** start of Record list **

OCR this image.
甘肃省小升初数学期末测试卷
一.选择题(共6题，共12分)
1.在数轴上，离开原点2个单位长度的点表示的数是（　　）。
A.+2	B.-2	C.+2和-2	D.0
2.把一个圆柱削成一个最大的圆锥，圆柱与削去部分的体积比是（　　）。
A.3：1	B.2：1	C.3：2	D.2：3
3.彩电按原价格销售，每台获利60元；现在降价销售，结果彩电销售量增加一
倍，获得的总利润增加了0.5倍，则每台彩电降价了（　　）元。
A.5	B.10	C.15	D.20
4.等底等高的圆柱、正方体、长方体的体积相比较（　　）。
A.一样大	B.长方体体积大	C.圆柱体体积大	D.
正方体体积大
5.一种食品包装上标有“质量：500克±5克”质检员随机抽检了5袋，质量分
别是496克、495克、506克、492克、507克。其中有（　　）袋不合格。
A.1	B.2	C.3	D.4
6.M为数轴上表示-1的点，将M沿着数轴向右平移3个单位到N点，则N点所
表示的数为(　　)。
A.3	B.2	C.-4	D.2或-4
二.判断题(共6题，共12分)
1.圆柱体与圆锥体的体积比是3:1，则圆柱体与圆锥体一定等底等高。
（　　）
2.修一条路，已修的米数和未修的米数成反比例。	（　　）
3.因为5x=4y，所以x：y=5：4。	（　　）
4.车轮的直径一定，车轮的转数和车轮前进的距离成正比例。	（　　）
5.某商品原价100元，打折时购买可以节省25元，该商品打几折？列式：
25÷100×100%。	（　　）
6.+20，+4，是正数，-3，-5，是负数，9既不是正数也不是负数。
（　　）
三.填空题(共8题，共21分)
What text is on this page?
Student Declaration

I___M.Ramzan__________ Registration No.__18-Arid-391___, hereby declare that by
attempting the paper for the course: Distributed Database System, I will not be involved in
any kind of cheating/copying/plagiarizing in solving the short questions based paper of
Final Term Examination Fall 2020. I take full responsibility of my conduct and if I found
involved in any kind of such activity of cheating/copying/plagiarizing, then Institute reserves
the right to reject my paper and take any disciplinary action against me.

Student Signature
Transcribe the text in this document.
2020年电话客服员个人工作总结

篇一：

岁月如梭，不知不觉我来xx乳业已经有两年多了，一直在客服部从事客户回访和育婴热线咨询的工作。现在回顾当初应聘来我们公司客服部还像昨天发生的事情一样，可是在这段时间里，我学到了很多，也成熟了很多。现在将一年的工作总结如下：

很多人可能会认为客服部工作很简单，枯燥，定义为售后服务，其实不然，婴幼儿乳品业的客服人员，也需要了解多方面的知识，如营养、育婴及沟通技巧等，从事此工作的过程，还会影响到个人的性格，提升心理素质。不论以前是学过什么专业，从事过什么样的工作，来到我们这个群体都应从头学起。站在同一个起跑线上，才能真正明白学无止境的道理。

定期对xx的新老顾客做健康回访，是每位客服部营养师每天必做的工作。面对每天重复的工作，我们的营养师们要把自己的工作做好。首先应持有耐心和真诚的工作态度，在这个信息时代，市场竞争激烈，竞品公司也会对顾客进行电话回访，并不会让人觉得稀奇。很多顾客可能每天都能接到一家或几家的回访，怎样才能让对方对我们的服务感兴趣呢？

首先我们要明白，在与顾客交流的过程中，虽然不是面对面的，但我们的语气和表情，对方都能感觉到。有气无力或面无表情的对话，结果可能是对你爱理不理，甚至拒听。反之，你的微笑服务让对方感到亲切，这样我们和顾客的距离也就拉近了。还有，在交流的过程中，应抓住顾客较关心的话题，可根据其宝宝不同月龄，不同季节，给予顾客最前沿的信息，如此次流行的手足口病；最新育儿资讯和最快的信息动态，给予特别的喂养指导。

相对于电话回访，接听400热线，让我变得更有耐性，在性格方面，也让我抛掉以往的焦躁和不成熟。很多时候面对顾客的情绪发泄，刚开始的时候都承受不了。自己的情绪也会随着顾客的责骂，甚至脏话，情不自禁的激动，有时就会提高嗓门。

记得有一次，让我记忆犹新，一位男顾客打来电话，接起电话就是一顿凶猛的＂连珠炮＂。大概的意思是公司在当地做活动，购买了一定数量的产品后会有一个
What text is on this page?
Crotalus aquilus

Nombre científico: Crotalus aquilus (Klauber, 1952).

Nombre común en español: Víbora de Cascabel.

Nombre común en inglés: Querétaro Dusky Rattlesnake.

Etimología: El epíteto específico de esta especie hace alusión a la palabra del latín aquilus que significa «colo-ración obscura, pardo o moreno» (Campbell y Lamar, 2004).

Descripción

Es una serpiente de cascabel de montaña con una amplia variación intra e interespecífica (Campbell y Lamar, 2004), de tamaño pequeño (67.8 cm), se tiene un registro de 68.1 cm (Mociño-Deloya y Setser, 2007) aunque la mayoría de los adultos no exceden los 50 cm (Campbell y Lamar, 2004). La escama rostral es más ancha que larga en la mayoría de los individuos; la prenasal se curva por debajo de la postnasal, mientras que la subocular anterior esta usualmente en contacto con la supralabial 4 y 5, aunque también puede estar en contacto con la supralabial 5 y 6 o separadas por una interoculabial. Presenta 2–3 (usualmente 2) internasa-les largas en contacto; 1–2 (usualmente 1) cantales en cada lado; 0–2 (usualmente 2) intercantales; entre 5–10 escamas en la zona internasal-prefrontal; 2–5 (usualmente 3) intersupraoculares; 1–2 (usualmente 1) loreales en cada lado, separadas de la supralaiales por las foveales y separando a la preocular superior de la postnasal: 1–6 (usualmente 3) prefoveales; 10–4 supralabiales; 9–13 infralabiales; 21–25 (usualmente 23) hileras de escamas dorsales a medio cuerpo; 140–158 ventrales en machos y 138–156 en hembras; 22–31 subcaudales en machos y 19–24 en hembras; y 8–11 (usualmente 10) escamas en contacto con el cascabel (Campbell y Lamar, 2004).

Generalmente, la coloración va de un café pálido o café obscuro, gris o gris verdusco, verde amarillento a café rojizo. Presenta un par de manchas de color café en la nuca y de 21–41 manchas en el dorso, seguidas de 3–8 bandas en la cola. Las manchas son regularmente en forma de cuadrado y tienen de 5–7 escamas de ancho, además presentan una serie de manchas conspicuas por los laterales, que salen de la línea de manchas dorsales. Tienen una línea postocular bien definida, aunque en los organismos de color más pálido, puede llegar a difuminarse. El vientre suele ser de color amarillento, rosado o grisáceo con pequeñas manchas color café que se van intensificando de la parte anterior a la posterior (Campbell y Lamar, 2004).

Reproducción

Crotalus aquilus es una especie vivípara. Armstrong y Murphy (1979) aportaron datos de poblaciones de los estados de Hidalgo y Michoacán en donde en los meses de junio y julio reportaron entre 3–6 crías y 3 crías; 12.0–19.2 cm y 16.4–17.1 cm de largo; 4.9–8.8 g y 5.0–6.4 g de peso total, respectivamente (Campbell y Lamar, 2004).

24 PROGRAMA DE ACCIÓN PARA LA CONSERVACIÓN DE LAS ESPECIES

** end of Record list **

## What the exercise asks
Copy out every line that includes the word "Student".

## Exercise solution
Student Declaration
Student Signature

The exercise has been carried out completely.